* **Stated problem**:
Reply with only the number of lines that contain the string "religion".

(Stored records)
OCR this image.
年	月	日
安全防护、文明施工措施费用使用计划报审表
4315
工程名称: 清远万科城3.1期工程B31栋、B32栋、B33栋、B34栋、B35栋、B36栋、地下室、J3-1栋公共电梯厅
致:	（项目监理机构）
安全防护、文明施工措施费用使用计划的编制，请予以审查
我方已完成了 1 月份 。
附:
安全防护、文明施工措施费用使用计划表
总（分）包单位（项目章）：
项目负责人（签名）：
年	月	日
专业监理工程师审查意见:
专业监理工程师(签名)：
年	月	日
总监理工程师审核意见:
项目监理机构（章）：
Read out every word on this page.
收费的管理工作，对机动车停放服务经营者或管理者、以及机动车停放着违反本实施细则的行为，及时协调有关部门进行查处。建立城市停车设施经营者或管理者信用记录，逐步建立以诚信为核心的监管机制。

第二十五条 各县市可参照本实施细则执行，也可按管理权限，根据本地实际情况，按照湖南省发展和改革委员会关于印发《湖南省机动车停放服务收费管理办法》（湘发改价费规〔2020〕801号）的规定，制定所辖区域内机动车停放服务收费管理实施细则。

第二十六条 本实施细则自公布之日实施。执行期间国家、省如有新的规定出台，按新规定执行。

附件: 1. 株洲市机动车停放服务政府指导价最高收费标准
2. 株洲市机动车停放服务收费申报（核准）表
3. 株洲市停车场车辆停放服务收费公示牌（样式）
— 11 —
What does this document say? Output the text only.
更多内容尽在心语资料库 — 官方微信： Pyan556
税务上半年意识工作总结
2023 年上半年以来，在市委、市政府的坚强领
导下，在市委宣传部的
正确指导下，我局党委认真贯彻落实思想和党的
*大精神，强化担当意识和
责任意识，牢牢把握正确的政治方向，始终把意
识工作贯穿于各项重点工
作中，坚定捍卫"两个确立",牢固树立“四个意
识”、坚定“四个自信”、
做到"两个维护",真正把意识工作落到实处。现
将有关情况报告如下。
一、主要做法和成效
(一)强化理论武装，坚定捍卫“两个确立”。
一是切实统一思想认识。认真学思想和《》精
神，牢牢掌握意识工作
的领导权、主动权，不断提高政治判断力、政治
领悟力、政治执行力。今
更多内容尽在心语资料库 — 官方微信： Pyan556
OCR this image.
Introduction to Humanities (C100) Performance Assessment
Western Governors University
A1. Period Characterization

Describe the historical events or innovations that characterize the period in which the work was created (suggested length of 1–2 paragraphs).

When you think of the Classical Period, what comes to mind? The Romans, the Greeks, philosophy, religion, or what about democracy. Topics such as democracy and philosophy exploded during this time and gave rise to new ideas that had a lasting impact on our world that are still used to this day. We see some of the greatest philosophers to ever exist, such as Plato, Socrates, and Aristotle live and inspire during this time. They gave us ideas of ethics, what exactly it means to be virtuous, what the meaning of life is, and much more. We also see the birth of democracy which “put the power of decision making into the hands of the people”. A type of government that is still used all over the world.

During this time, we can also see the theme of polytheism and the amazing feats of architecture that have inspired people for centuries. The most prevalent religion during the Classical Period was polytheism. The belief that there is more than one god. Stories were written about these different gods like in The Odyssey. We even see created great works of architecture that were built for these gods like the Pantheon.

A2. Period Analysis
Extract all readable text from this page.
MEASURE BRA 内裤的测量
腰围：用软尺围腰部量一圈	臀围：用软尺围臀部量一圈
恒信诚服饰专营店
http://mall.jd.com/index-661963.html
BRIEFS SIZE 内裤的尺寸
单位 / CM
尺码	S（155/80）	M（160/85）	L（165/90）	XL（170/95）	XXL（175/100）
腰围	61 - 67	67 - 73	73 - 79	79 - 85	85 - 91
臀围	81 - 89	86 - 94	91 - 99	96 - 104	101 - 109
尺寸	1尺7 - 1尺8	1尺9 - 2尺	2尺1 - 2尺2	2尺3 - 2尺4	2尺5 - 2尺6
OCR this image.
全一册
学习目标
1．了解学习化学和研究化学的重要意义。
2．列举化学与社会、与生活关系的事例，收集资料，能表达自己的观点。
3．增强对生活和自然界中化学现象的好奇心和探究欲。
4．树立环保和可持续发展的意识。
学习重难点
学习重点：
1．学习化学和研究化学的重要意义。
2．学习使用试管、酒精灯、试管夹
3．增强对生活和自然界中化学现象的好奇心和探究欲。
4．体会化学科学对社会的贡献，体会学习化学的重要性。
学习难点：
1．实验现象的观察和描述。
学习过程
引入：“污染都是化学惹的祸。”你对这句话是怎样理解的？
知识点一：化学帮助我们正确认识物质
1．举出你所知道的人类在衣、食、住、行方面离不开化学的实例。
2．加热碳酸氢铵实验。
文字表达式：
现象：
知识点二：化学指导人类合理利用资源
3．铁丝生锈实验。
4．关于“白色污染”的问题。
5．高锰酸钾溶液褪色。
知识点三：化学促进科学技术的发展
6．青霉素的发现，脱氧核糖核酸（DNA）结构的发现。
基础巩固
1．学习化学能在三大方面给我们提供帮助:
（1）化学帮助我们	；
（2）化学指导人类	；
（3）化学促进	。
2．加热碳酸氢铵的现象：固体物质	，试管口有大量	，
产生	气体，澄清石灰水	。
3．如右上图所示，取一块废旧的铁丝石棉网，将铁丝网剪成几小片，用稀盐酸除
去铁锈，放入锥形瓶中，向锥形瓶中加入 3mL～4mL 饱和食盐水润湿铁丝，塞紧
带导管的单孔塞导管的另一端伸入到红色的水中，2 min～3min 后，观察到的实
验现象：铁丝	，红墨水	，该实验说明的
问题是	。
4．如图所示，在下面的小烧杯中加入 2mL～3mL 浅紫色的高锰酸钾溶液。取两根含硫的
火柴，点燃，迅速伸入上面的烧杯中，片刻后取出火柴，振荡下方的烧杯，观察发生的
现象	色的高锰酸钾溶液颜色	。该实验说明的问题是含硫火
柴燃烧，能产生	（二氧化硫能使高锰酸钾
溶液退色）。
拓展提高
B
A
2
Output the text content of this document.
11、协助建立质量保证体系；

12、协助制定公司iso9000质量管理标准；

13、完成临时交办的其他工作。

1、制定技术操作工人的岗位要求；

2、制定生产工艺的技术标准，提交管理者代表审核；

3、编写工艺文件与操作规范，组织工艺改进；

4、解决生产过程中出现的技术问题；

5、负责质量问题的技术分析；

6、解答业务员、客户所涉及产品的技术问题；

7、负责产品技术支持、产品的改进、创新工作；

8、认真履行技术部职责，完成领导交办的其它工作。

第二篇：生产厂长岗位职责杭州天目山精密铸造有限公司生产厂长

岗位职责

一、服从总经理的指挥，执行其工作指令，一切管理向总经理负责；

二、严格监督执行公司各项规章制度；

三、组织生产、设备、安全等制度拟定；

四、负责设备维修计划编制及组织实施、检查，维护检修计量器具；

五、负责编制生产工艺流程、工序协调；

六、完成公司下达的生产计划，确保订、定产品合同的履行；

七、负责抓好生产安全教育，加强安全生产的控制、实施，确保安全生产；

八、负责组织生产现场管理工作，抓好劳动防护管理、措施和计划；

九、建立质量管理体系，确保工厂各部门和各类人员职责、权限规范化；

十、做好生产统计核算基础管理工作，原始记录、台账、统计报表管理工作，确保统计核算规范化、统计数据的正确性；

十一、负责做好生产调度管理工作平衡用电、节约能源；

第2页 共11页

* **Result for this exercise**:
2